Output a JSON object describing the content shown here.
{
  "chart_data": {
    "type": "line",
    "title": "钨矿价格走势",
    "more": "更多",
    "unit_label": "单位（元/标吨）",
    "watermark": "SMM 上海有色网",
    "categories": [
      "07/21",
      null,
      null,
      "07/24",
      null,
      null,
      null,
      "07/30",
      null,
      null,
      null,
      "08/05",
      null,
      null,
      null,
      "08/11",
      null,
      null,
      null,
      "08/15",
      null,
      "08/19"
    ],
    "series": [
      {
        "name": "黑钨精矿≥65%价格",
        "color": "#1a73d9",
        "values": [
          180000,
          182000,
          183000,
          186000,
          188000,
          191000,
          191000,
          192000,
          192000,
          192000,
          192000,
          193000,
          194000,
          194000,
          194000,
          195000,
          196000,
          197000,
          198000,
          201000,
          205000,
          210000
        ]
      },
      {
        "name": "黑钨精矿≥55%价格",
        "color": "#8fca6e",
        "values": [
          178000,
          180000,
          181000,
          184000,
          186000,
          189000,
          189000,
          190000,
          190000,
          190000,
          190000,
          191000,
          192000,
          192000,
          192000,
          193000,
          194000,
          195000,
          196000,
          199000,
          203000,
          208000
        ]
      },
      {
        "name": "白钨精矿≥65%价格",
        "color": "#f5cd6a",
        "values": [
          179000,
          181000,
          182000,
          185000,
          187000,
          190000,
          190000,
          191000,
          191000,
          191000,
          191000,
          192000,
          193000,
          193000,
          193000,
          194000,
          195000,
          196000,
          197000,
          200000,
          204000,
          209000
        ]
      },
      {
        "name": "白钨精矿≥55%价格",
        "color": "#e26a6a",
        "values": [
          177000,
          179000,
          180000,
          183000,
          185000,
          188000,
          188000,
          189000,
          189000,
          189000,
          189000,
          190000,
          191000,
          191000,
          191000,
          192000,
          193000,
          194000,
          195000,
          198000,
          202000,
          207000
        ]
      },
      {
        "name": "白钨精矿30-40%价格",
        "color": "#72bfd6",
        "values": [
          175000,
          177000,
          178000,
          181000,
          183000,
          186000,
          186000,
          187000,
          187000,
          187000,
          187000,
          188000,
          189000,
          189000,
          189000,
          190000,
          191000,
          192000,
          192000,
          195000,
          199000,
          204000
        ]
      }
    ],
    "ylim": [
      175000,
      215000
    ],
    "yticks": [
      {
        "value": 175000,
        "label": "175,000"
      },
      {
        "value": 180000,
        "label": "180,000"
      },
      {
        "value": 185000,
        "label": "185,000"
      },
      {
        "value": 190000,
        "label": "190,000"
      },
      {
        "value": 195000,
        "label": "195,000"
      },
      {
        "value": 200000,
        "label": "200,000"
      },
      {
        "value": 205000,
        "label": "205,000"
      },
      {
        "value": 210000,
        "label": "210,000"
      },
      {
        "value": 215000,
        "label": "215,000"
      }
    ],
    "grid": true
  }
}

_ _ _

### TASK DIRECTIONS
Find every line of the data that holds the string "color", then say how many there are and nothing else.

### SOLUTION TO THIS TASK
5